Görev 1 ▸ Akıl ve Allahü teâlâyı bulma konulu metindeki şu cümleyi İngilizceye çevirin: «Melek vasıtası ile Peygamberlere "aleyhimüssalevâtü vetteslîmât" haber gelmeden, bu münasebetle ve kavuşmakla insanlar akılları ile, sonsuz ve hakiki varlığa mahsus şeyleri, doğruca Ondan alamaz mı?»

22 Kasım 2017 Çarşamba

* İnsanların akılları ile Allahü teâlâyı bulması

24 Kasım 2017, Cuma

 

 

İnsanların akılları ile Allahü teâlâyı bulması

 

 

 

Sual: Akıl, yaratıldığı şekilde iken, Allahü teâlâya ait şeyleri anlayacak kadar tamam değil, kusurlu ise de, belki zamanla ilerleyerek ve temizlenerek Onun ile bizim anlayamayacağımız bir münasebet yapamaz mı? Melek vasıtası ile Peygamberlere "aleyhimüssalevâtü vetteslîmât" haber gelmeden, bu münasebetle ve kavuşmakla insanlar akılları ile, sonsuz ve hakiki varlığa mahsus şeyleri, doğruca Ondan alamaz mı?

Veri kümesi satırları ▸
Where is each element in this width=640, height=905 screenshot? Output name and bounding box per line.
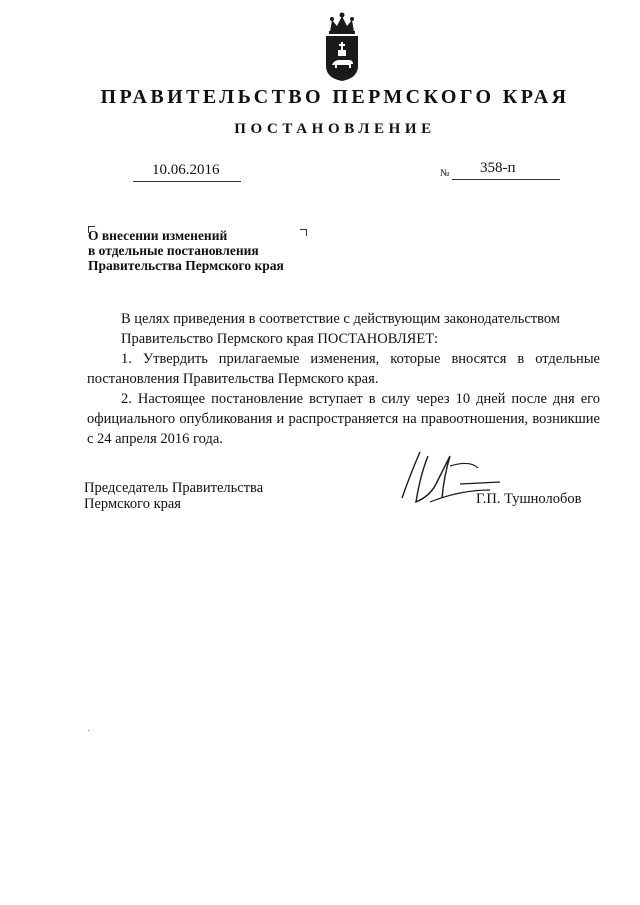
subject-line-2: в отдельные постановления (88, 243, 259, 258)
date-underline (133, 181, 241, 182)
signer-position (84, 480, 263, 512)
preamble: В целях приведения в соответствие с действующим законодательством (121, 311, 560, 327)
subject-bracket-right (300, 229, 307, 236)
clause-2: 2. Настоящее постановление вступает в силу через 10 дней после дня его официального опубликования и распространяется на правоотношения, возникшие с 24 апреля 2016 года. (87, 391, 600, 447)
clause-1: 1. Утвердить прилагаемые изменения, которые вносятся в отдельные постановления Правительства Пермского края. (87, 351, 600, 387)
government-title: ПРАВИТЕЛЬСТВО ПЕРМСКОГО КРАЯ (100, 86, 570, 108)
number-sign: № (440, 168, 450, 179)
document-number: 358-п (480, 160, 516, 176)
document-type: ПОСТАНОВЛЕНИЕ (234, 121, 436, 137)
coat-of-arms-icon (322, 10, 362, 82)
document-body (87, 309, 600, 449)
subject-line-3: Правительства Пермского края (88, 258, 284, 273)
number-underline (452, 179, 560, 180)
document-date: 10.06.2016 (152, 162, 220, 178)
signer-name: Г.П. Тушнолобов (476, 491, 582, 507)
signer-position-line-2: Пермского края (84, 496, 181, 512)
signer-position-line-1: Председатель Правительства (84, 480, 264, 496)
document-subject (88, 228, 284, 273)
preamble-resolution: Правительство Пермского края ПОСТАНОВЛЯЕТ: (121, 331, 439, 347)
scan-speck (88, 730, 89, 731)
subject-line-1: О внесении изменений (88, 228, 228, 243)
---
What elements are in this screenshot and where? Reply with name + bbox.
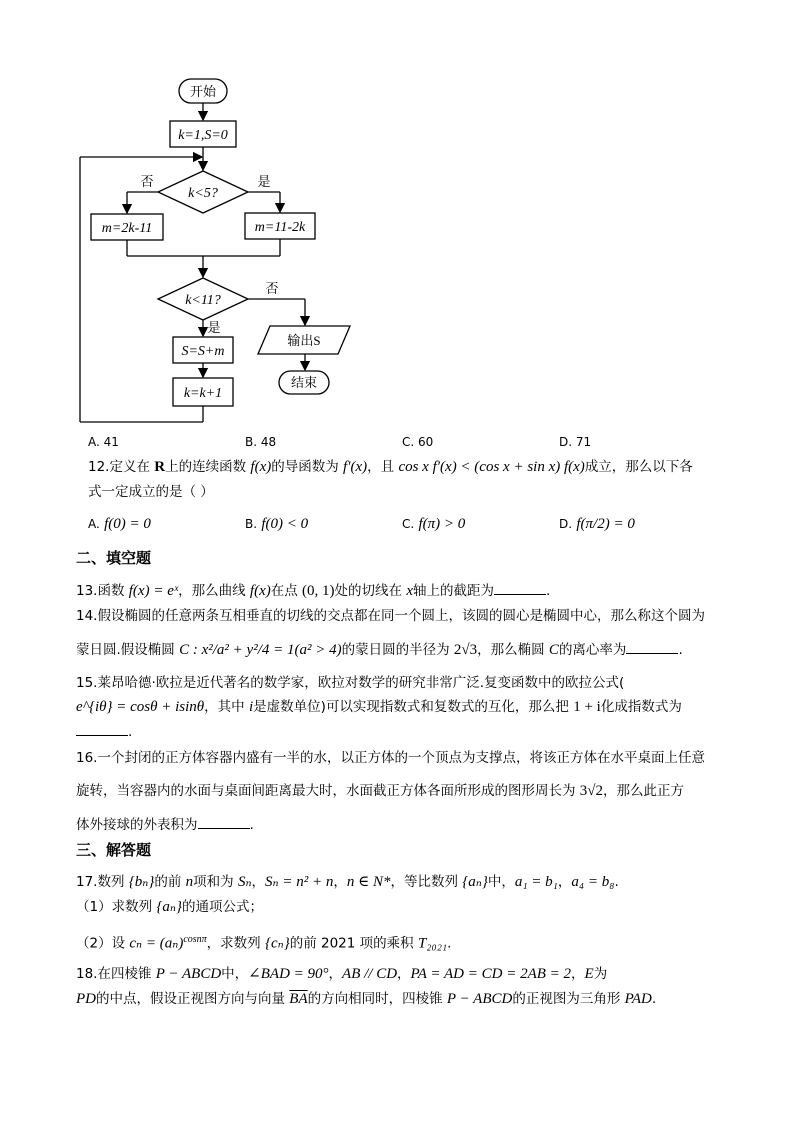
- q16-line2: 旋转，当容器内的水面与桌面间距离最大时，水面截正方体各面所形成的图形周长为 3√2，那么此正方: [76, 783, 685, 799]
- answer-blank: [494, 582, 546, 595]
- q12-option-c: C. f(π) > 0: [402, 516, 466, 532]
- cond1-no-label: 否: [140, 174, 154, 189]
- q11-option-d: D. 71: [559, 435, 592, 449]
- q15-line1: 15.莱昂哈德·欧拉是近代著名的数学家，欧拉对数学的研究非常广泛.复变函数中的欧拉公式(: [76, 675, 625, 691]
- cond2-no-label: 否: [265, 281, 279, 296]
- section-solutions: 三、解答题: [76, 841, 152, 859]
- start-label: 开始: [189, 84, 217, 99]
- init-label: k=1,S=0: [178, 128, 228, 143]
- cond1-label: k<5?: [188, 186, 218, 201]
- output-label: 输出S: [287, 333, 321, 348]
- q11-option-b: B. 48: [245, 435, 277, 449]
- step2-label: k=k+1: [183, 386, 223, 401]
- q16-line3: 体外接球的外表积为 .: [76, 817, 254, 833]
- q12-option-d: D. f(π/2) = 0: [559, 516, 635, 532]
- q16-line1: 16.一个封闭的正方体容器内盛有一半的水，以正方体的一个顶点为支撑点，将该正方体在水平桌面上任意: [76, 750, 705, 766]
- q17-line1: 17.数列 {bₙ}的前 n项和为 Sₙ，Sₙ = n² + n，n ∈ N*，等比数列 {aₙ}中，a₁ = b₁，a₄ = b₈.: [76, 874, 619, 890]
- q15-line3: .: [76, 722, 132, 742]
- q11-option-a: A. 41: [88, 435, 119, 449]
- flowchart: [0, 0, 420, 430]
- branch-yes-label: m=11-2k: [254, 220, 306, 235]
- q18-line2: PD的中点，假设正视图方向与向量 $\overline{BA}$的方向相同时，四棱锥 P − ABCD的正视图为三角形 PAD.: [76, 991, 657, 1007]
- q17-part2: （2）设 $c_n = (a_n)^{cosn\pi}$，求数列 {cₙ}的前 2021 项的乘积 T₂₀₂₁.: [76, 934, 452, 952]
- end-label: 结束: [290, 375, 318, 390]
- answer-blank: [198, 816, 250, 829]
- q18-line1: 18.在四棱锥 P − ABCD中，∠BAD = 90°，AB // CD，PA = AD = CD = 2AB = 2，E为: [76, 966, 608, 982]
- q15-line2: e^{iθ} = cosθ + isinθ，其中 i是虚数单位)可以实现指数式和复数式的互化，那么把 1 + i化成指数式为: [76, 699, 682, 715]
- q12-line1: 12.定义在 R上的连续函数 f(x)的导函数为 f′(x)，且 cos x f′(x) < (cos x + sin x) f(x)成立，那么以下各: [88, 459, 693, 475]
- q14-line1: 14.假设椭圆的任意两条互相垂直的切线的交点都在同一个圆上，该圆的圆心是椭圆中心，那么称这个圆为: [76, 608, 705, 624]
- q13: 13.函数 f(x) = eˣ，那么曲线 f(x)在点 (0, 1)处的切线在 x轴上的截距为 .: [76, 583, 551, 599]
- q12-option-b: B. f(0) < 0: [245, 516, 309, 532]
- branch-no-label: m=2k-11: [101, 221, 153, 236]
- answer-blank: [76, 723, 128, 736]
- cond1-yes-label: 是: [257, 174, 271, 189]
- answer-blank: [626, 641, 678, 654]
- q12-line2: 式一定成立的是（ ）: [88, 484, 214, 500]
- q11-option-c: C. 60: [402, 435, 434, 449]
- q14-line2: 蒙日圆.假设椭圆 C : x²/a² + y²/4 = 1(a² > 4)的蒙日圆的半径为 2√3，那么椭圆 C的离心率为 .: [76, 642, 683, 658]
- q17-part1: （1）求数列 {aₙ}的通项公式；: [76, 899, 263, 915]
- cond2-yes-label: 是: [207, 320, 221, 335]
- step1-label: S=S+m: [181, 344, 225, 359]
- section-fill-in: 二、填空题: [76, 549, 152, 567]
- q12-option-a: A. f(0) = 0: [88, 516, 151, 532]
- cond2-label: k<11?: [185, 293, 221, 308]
...
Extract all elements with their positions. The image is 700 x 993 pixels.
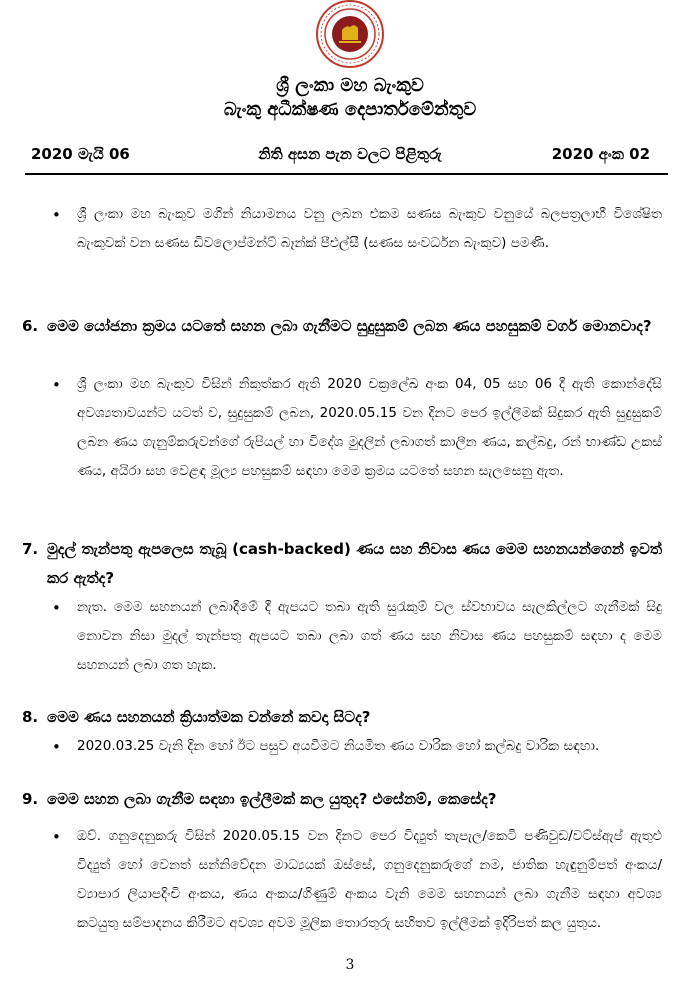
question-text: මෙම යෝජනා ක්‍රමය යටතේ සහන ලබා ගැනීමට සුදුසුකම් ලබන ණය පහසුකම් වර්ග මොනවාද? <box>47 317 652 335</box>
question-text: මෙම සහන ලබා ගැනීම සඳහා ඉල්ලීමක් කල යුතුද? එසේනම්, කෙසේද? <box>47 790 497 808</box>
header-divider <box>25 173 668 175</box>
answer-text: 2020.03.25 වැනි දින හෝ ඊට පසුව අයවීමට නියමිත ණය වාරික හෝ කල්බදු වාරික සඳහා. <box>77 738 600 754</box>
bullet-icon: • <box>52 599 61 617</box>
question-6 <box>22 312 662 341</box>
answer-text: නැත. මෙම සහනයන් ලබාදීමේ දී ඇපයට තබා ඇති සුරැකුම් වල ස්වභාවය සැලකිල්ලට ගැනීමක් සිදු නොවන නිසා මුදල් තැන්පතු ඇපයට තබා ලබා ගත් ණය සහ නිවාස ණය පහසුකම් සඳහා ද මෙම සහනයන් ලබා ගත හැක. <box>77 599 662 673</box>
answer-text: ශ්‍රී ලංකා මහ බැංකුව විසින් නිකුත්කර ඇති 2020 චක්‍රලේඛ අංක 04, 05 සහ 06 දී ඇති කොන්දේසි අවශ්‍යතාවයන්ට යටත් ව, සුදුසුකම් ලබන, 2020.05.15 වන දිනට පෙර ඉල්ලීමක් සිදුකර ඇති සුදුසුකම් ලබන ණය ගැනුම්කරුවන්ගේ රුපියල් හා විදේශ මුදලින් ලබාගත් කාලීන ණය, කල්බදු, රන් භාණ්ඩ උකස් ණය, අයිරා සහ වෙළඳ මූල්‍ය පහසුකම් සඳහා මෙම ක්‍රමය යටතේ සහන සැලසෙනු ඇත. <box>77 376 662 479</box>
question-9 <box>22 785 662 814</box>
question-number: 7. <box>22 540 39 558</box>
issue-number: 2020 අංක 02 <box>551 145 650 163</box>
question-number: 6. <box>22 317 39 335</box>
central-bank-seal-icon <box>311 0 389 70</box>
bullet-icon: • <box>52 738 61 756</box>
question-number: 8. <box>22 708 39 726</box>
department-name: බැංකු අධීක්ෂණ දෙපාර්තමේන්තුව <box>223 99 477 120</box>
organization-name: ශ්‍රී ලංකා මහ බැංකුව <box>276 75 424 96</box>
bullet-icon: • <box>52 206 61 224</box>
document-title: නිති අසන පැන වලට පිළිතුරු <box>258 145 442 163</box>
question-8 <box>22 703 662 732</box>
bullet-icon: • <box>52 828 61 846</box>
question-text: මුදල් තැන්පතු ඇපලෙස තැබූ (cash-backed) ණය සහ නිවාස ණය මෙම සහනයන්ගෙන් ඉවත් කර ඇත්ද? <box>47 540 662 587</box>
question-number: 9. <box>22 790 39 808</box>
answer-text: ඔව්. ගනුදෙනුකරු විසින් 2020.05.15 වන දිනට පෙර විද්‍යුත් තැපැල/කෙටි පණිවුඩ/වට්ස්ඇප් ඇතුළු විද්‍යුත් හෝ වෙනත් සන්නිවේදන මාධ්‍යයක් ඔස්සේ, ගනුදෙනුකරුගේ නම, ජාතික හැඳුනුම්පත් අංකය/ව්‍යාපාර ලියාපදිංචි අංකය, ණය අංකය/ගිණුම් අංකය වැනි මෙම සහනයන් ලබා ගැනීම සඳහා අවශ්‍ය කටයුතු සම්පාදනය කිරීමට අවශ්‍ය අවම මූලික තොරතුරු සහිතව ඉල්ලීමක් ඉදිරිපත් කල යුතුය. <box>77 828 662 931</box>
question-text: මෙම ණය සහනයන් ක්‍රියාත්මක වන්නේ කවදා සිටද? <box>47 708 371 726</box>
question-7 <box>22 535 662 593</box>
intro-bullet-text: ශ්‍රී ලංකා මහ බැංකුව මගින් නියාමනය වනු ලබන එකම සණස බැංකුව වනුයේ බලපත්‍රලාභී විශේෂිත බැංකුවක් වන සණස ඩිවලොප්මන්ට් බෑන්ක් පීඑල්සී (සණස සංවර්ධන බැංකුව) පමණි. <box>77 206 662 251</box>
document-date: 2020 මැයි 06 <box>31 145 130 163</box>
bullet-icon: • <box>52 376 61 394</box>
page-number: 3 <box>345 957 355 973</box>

Görev 2 ▸ Kayıtlarda "- q16-line2: 旋转，当容器内的水面与桌面间距离最大时，水面截正方体各面所形成的图形周长为" ifadesini içeren satırdan "- q14-line2: 蒙日圆.假设椭圆" ifadesini içeren satıra kadar, iki uç da dahil, tüm satırları hiç değiştirmeden yeniden yazın.

Alıştırma çıktısı 1 ▸ Without news coming to the Prophets "aleyhimüssalevâtü vetteslîmât" through an angel, can people not, through this connection and this union, take the things that belong to the infinite and true Being directly from Him with their minds?

Alıştırma çıktısı 2 ▸
- q16-line2: 旋转，当容器内的水面与桌面间距离最大时，水面截正方体各面所形成的图形周长为 3√2，那么此正方: [76, 783, 685, 799]
- answer-blank: [494, 582, 546, 595]
- q12-option-c: C. f(π) > 0: [402, 516, 466, 532]
- cond1-no-label: 否: [140, 174, 154, 189]
- q11-option-d: D. 71: [559, 435, 592, 449]
- q15-line1: 15.莱昂哈德·欧拉是近代著名的数学家，欧拉对数学的研究非常广泛.复变函数中的欧拉公式(: [76, 675, 625, 691]
- cond2-no-label: 否: [265, 281, 279, 296]
- section-solutions: 三、解答题: [76, 841, 152, 859]
- start-label: 开始: [189, 84, 217, 99]
- init-label: k=1,S=0: [178, 128, 228, 143]
- cond1-label: k<5?: [188, 186, 218, 201]
- output-label: 输出S: [287, 333, 321, 348]
- q11-option-b: B. 48: [245, 435, 277, 449]
- step2-label: k=k+1: [183, 386, 223, 401]
- q16-line3: 体外接球的外表积为 .: [76, 817, 254, 833]
- q12-option-d: D. f(π/2) = 0: [559, 516, 635, 532]
- q16-line1: 16.一个封闭的正方体容器内盛有一半的水，以正方体的一个顶点为支撑点，将该正方体在水平桌面上任意: [76, 750, 705, 766]
- q17-line1: 17.数列 {bₙ}的前 n项和为 Sₙ，Sₙ = n² + n，n ∈ N*，等比数列 {aₙ}中，a₁ = b₁，a₄ = b₈.: [76, 874, 619, 890]
- q15-line3: .: [76, 722, 132, 742]
- q11-option-a: A. 41: [88, 435, 119, 449]
- flowchart: [0, 0, 420, 430]
- branch-yes-label: m=11-2k: [254, 220, 306, 235]
- q18-line2: PD的中点，假设正视图方向与向量 $\overline{BA}$的方向相同时，四棱锥 P − ABCD的正视图为三角形 PAD.: [76, 991, 657, 1007]
- q17-part2: （2）设 $c_n = (a_n)^{cosn\pi}$，求数列 {cₙ}的前 2021 项的乘积 T₂₀₂₁.: [76, 934, 452, 952]
- end-label: 结束: [290, 375, 318, 390]
- answer-blank: [198, 816, 250, 829]
- q18-line1: 18.在四棱锥 P − ABCD中，∠BAD = 90°，AB // CD，PA = AD = CD = 2AB = 2，E为: [76, 966, 608, 982]
- q15-line2: e^{iθ} = cosθ + isinθ，其中 i是虚数单位)可以实现指数式和复数式的互化，那么把 1 + i化成指数式为: [76, 699, 682, 715]
- q12-line1: 12.定义在 R上的连续函数 f(x)的导函数为 f′(x)，且 cos x f′(x) < (cos x + sin x) f(x)成立，那么以下各: [88, 459, 693, 475]
- q14-line1: 14.假设椭圆的任意两条互相垂直的切线的交点都在同一个圆上，该圆的圆心是椭圆中心，那么称这个圆为: [76, 608, 705, 624]
- q13: 13.函数 f(x) = eˣ，那么曲线 f(x)在点 (0, 1)处的切线在 x轴上的截距为 .: [76, 583, 551, 599]
- q12-option-b: B. f(0) < 0: [245, 516, 309, 532]
- branch-no-label: m=2k-11: [101, 221, 153, 236]
- answer-blank: [76, 723, 128, 736]
- cond1-yes-label: 是: [257, 174, 271, 189]
- answer-blank: [626, 641, 678, 654]
- q12-line2: 式一定成立的是（ ）: [88, 484, 214, 500]
- q11-option-c: C. 60: [402, 435, 434, 449]
- q14-line2: 蒙日圆.假设椭圆 C : x²/a² + y²/4 = 1(a² > 4)的蒙日圆的半径为 2√3，那么椭圆 C的离心率为 .: [76, 642, 683, 658]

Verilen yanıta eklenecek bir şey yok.